● **Short exercise**: Count the lines in the listing below that contain the string "arrow". Reply with the number alone.
----
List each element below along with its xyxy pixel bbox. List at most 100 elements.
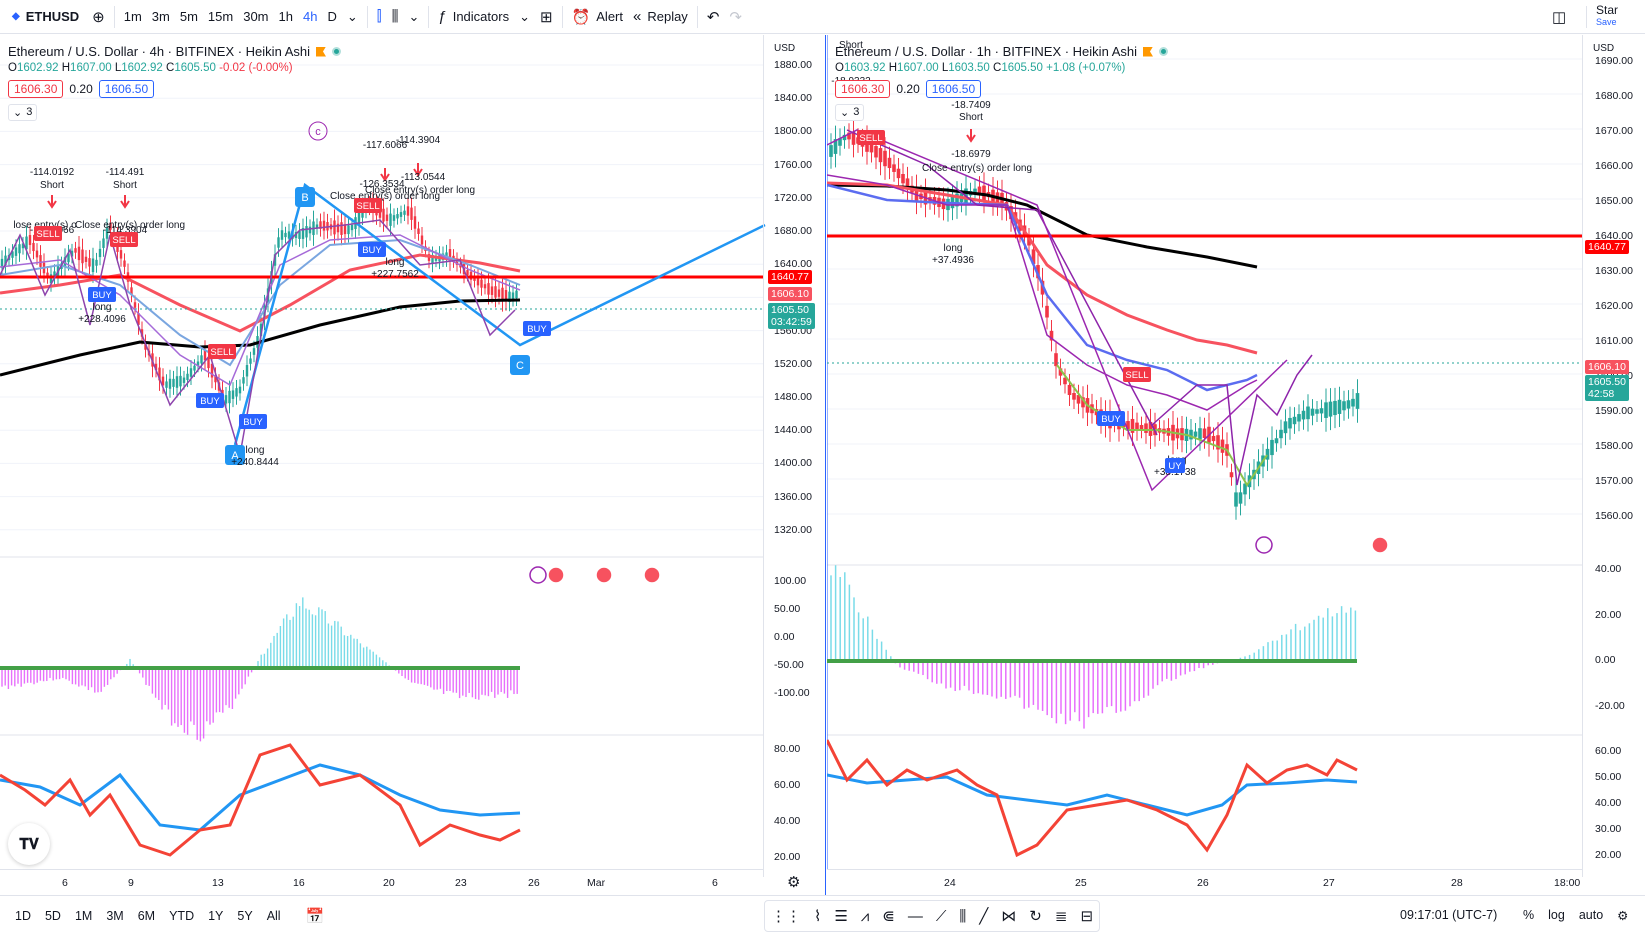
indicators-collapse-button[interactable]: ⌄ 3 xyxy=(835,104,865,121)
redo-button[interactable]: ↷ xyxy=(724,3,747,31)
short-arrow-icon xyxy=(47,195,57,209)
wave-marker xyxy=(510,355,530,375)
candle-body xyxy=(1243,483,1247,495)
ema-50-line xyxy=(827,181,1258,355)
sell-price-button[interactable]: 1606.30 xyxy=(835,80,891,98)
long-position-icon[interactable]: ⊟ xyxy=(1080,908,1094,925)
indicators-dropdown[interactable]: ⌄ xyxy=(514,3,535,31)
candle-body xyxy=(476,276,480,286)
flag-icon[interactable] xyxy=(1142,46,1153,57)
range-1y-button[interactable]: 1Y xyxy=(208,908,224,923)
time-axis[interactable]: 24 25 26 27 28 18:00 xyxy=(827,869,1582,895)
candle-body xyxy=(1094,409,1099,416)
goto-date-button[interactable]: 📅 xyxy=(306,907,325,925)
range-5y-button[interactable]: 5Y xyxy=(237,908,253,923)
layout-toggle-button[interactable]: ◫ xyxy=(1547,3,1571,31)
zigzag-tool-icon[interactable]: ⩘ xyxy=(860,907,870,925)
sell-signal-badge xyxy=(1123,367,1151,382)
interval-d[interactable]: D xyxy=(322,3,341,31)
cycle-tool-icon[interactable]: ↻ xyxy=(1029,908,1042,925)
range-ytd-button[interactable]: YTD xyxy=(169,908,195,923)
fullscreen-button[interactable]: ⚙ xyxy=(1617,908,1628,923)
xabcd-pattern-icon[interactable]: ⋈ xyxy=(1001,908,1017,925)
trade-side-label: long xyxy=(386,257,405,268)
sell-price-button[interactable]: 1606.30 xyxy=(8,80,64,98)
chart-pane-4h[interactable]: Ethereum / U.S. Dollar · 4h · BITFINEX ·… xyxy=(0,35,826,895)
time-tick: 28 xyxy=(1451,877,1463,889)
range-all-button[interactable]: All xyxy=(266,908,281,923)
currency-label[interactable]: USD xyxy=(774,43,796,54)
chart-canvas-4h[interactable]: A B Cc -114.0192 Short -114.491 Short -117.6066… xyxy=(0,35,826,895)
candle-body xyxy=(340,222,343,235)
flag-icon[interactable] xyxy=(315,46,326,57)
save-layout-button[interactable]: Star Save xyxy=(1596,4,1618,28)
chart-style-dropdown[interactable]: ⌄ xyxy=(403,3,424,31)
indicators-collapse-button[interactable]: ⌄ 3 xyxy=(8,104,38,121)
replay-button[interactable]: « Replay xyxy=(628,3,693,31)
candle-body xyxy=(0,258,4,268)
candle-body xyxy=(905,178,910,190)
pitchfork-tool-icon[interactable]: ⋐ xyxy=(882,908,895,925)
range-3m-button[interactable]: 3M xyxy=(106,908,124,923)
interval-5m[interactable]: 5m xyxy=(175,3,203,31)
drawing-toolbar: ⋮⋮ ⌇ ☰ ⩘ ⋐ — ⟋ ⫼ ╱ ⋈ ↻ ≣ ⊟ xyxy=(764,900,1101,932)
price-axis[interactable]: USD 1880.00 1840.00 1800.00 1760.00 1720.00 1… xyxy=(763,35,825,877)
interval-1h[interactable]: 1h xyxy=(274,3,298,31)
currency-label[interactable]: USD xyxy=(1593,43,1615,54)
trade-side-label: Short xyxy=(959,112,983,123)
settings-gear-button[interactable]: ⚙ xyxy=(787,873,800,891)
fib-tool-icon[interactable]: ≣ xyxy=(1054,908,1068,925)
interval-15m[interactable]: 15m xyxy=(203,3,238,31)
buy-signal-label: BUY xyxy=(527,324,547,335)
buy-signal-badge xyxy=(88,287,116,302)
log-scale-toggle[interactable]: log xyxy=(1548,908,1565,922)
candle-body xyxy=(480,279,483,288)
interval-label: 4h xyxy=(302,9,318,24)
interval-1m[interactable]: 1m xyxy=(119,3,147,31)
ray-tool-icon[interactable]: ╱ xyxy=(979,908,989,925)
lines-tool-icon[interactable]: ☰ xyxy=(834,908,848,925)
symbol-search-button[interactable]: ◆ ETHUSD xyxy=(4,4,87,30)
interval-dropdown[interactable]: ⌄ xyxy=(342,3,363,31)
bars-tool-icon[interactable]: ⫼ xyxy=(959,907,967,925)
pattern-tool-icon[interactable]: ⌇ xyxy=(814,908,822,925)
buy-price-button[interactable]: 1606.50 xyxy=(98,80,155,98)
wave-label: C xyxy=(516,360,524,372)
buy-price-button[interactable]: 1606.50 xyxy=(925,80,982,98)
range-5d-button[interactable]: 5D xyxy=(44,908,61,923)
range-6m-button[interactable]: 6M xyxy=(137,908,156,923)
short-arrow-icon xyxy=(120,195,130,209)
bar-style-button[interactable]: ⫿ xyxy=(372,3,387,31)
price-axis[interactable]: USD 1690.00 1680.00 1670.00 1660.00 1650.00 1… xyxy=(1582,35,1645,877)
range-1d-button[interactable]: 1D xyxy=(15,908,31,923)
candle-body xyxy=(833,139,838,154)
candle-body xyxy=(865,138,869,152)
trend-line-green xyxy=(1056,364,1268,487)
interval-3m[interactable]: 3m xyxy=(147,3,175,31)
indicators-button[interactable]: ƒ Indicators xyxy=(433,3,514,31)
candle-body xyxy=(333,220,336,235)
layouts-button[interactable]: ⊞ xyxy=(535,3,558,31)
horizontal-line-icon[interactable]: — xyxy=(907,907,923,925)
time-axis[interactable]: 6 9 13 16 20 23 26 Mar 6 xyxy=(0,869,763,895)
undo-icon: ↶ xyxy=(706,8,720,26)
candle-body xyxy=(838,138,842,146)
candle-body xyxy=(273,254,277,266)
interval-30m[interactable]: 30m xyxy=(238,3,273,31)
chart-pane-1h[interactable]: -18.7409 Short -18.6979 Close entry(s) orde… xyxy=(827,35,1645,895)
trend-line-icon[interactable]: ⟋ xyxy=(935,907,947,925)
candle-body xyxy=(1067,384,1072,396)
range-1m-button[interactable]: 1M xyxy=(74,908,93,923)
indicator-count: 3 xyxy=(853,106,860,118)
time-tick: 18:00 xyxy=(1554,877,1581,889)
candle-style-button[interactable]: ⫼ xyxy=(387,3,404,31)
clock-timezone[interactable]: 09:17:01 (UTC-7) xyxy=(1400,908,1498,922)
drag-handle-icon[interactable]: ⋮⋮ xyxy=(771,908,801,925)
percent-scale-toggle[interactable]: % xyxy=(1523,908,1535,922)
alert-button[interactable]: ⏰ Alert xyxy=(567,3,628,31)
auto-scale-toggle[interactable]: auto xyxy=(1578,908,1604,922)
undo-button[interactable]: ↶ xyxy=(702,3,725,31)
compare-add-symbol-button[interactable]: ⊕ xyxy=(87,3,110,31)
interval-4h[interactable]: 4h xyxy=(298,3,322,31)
----
● **Answer**: 2